--- BEGIN DATASET ---

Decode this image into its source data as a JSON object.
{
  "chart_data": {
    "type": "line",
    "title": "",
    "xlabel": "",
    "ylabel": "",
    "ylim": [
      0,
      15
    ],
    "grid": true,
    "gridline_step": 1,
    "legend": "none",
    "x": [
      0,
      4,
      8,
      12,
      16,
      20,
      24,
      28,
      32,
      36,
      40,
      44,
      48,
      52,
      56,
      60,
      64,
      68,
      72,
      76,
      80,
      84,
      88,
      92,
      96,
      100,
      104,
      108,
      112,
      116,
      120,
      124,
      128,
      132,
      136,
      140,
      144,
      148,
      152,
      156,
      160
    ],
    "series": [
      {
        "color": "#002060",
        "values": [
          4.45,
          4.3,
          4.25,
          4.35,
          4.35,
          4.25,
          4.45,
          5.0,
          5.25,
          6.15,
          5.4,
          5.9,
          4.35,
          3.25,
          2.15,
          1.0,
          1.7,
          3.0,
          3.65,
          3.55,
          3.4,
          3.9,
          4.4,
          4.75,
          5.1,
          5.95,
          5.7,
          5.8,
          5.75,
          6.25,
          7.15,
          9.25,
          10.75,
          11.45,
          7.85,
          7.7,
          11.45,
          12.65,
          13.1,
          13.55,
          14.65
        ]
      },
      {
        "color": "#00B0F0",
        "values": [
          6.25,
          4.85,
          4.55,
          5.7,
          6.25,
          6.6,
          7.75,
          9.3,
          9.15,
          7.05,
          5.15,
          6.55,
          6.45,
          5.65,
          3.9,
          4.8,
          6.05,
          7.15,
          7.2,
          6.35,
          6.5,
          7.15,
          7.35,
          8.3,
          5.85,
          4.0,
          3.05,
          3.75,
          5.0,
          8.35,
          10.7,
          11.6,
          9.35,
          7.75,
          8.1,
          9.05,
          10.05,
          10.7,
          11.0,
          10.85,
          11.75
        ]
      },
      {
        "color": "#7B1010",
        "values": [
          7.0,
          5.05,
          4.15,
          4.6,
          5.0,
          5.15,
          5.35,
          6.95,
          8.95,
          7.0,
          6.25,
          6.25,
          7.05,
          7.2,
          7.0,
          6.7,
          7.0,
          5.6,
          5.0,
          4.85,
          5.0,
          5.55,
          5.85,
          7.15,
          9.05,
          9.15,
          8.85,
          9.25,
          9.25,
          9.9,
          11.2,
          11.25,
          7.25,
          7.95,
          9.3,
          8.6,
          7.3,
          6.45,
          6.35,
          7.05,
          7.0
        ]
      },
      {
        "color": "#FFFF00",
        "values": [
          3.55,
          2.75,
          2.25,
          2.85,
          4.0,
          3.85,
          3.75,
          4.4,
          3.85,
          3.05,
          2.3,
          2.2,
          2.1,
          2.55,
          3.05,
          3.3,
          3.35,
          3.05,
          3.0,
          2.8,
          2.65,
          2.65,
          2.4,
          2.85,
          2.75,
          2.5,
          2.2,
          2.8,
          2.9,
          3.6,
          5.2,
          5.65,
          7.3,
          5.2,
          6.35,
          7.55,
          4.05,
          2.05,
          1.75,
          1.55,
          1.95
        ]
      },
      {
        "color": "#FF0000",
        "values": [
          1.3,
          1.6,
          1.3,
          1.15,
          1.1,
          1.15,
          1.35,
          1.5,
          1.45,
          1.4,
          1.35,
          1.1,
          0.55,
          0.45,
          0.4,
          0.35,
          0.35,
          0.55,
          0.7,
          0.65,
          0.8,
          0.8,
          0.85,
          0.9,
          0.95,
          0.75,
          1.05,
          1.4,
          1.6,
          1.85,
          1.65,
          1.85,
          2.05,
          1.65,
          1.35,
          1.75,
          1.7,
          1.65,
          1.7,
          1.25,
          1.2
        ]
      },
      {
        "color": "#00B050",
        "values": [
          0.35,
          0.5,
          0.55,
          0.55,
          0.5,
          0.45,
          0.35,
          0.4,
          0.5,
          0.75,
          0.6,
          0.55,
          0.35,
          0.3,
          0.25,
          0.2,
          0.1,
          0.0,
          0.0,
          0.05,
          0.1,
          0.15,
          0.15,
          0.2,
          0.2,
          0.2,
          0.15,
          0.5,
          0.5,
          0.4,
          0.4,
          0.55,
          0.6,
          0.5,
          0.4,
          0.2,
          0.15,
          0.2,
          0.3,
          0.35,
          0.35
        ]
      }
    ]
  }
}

--- END DATASET ---

=== WORK TO DO ===
Repeat all the records. Match each line exactly.

=== FULL ANSWER ===
Decode this image into its source data as a JSON object.
{
  "chart_data": {
    "type": "line",
    "title": "",
    "xlabel": "",
    "ylabel": "",
    "ylim": [
      0,
      15
    ],
    "grid": true,
    "gridline_step": 1,
    "legend": "none",
    "x": [
      0,
      4,
      8,
      12,
      16,
      20,
      24,
      28,
      32,
      36,
      40,
      44,
      48,
      52,
      56,
      60,
      64,
      68,
      72,
      76,
      80,
      84,
      88,
      92,
      96,
      100,
      104,
      108,
      112,
      116,
      120,
      124,
      128,
      132,
      136,
      140,
      144,
      148,
      152,
      156,
      160
    ],
    "series": [
      {
        "color": "#002060",
        "values": [
          4.45,
          4.3,
          4.25,
          4.35,
          4.35,
          4.25,
          4.45,
          5.0,
          5.25,
          6.15,
          5.4,
          5.9,
          4.35,
          3.25,
          2.15,
          1.0,
          1.7,
          3.0,
          3.65,
          3.55,
          3.4,
          3.9,
          4.4,
          4.75,
          5.1,
          5.95,
          5.7,
          5.8,
          5.75,
          6.25,
          7.15,
          9.25,
          10.75,
          11.45,
          7.85,
          7.7,
          11.45,
          12.65,
          13.1,
          13.55,
          14.65
        ]
      },
      {
        "color": "#00B0F0",
        "values": [
          6.25,
          4.85,
          4.55,
          5.7,
          6.25,
          6.6,
          7.75,
          9.3,
          9.15,
          7.05,
          5.15,
          6.55,
          6.45,
          5.65,
          3.9,
          4.8,
          6.05,
          7.15,
          7.2,
          6.35,
          6.5,
          7.15,
          7.35,
          8.3,
          5.85,
          4.0,
          3.05,
          3.75,
          5.0,
          8.35,
          10.7,
          11.6,
          9.35,
          7.75,
          8.1,
          9.05,
          10.05,
          10.7,
          11.0,
          10.85,
          11.75
        ]
      },
      {
        "color": "#7B1010",
        "values": [
          7.0,
          5.05,
          4.15,
          4.6,
          5.0,
          5.15,
          5.35,
          6.95,
          8.95,
          7.0,
          6.25,
          6.25,
          7.05,
          7.2,
          7.0,
          6.7,
          7.0,
          5.6,
          5.0,
          4.85,
          5.0,
          5.55,
          5.85,
          7.15,
          9.05,
          9.15,
          8.85,
          9.25,
          9.25,
          9.9,
          11.2,
          11.25,
          7.25,
          7.95,
          9.3,
          8.6,
          7.3,
          6.45,
          6.35,
          7.05,
          7.0
        ]
      },
      {
        "color": "#FFFF00",
        "values": [
          3.55,
          2.75,
          2.25,
          2.85,
          4.0,
          3.85,
          3.75,
          4.4,
          3.85,
          3.05,
          2.3,
          2.2,
          2.1,
          2.55,
          3.05,
          3.3,
          3.35,
          3.05,
          3.0,
          2.8,
          2.65,
          2.65,
          2.4,
          2.85,
          2.75,
          2.5,
          2.2,
          2.8,
          2.9,
          3.6,
          5.2,
          5.65,
          7.3,
          5.2,
          6.35,
          7.55,
          4.05,
          2.05,
          1.75,
          1.55,
          1.95
        ]
      },
      {
        "color": "#FF0000",
        "values": [
          1.3,
          1.6,
          1.3,
          1.15,
          1.1,
          1.15,
          1.35,
          1.5,
          1.45,
          1.4,
          1.35,
          1.1,
          0.55,
          0.45,
          0.4,
          0.35,
          0.35,
          0.55,
          0.7,
          0.65,
          0.8,
          0.8,
          0.85,
          0.9,
          0.95,
          0.75,
          1.05,
          1.4,
          1.6,
          1.85,
          1.65,
          1.85,
          2.05,
          1.65,
          1.35,
          1.75,
          1.7,
          1.65,
          1.7,
          1.25,
          1.2
        ]
      },
      {
        "color": "#00B050",
        "values": [
          0.35,
          0.5,
          0.55,
          0.55,
          0.5,
          0.45,
          0.35,
          0.4,
          0.5,
          0.75,
          0.6,
          0.55,
          0.35,
          0.3,
          0.25,
          0.2,
          0.1,
          0.0,
          0.0,
          0.05,
          0.1,
          0.15,
          0.15,
          0.2,
          0.2,
          0.2,
          0.15,
          0.5,
          0.5,
          0.4,
          0.4,
          0.55,
          0.6,
          0.5,
          0.4,
          0.2,
          0.15,
          0.2,
          0.3,
          0.35,
          0.35
        ]
      }
    ]
  }
}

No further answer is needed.